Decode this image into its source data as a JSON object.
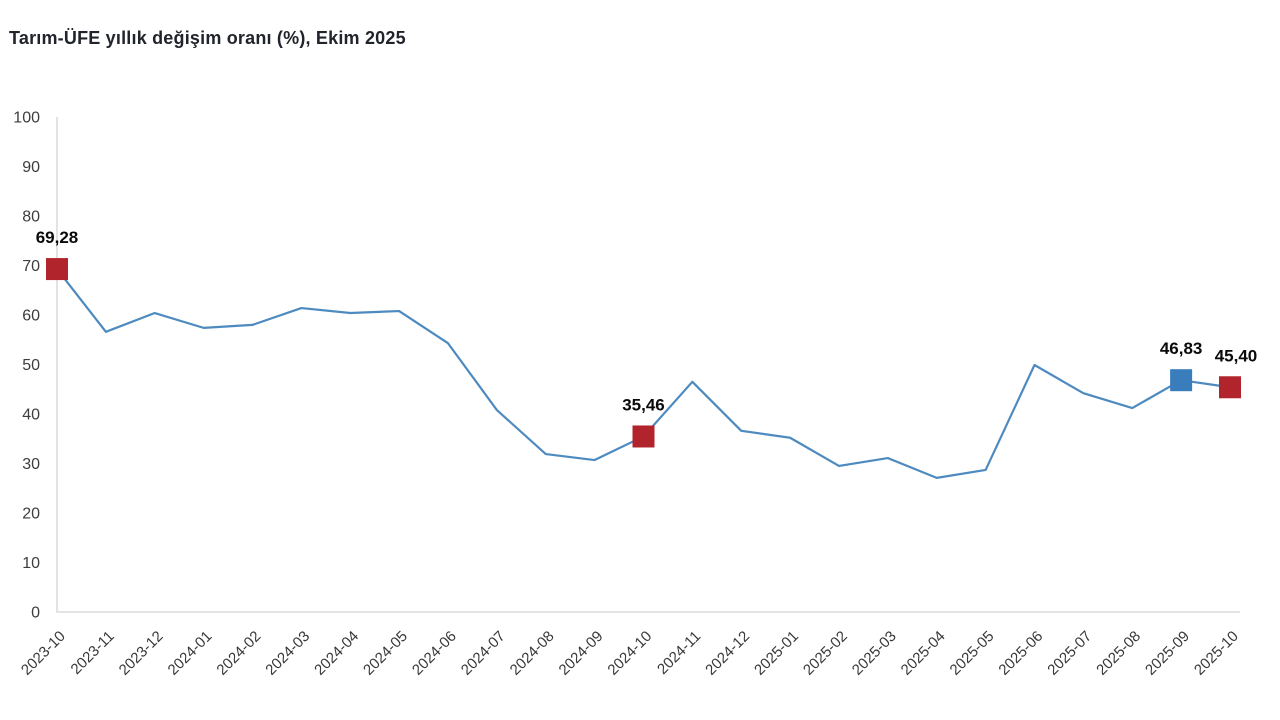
{
  "title": "Tarım-ÜFE yıllık değişim oranı (%), Ekim 2025",
  "colors": {
    "line": "#4d8ac0",
    "marker_red": "#b2242b",
    "marker_blue": "#3a7dbd",
    "axis": "#dcdcdc",
    "tick_text": "#3d3d3d",
    "label_text": "#0a0a0a"
  },
  "chart_data": {
    "type": "line",
    "title": "Tarım-ÜFE yıllık değişim oranı (%), Ekim 2025",
    "xlabel": "",
    "ylabel": "",
    "ylim": [
      0,
      100
    ],
    "yticks": [
      0,
      10,
      20,
      30,
      40,
      50,
      60,
      70,
      80,
      90,
      100
    ],
    "grid": false,
    "legend": "none",
    "x": [
      "2023-10",
      "2023-11",
      "2023-12",
      "2024-01",
      "2024-02",
      "2024-03",
      "2024-04",
      "2024-05",
      "2024-06",
      "2024-07",
      "2024-08",
      "2024-09",
      "2024-10",
      "2024-11",
      "2024-12",
      "2025-01",
      "2025-02",
      "2025-03",
      "2025-04",
      "2025-05",
      "2025-06",
      "2025-07",
      "2025-08",
      "2025-09",
      "2025-10"
    ],
    "values": [
      69.28,
      56.6,
      60.4,
      57.4,
      58.0,
      61.4,
      60.4,
      60.8,
      54.3,
      40.8,
      31.9,
      30.7,
      35.46,
      46.5,
      36.6,
      35.2,
      29.5,
      31.1,
      27.1,
      28.7,
      49.9,
      44.2,
      41.2,
      46.83,
      45.4
    ],
    "annotations": [
      {
        "x": "2023-10",
        "value": 69.28,
        "label": "69,28",
        "marker": "red"
      },
      {
        "x": "2024-10",
        "value": 35.46,
        "label": "35,46",
        "marker": "red"
      },
      {
        "x": "2025-09",
        "value": 46.83,
        "label": "46,83",
        "marker": "blue"
      },
      {
        "x": "2025-10",
        "value": 45.4,
        "label": "45,40",
        "marker": "red"
      }
    ]
  }
}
··········
### [What is being asked]
Using the records above, retype everything exactly except the pictures.

### [Final answer]
Decode this image into its source data as a JSON object.
{
  "title": "Tarım-ÜFE yıllık değişim oranı (%), Ekim 2025",
  "colors": {
    "line": "#4d8ac0",
    "marker_red": "#b2242b",
    "marker_blue": "#3a7dbd",
    "axis": "#dcdcdc",
    "tick_text": "#3d3d3d",
    "label_text": "#0a0a0a"
  },
  "chart_data": {
    "type": "line",
    "title": "Tarım-ÜFE yıllık değişim oranı (%), Ekim 2025",
    "xlabel": "",
    "ylabel": "",
    "ylim": [
      0,
      100
    ],
    "yticks": [
      0,
      10,
      20,
      30,
      40,
      50,
      60,
      70,
      80,
      90,
      100
    ],
    "grid": false,
    "legend": "none",
    "x": [
      "2023-10",
      "2023-11",
      "2023-12",
      "2024-01",
      "2024-02",
      "2024-03",
      "2024-04",
      "2024-05",
      "2024-06",
      "2024-07",
      "2024-08",
      "2024-09",
      "2024-10",
      "2024-11",
      "2024-12",
      "2025-01",
      "2025-02",
      "2025-03",
      "2025-04",
      "2025-05",
      "2025-06",
      "2025-07",
      "2025-08",
      "2025-09",
      "2025-10"
    ],
    "values": [
      69.28,
      56.6,
      60.4,
      57.4,
      58.0,
      61.4,
      60.4,
      60.8,
      54.3,
      40.8,
      31.9,
      30.7,
      35.46,
      46.5,
      36.6,
      35.2,
      29.5,
      31.1,
      27.1,
      28.7,
      49.9,
      44.2,
      41.2,
      46.83,
      45.4
    ],
    "annotations": [
      {
        "x": "2023-10",
        "value": 69.28,
        "label": "69,28",
        "marker": "red"
      },
      {
        "x": "2024-10",
        "value": 35.46,
        "label": "35,46",
        "marker": "red"
      },
      {
        "x": "2025-09",
        "value": 46.83,
        "label": "46,83",
        "marker": "blue"
      },
      {
        "x": "2025-10",
        "value": 45.4,
        "label": "45,40",
        "marker": "red"
      }
    ]
  }
}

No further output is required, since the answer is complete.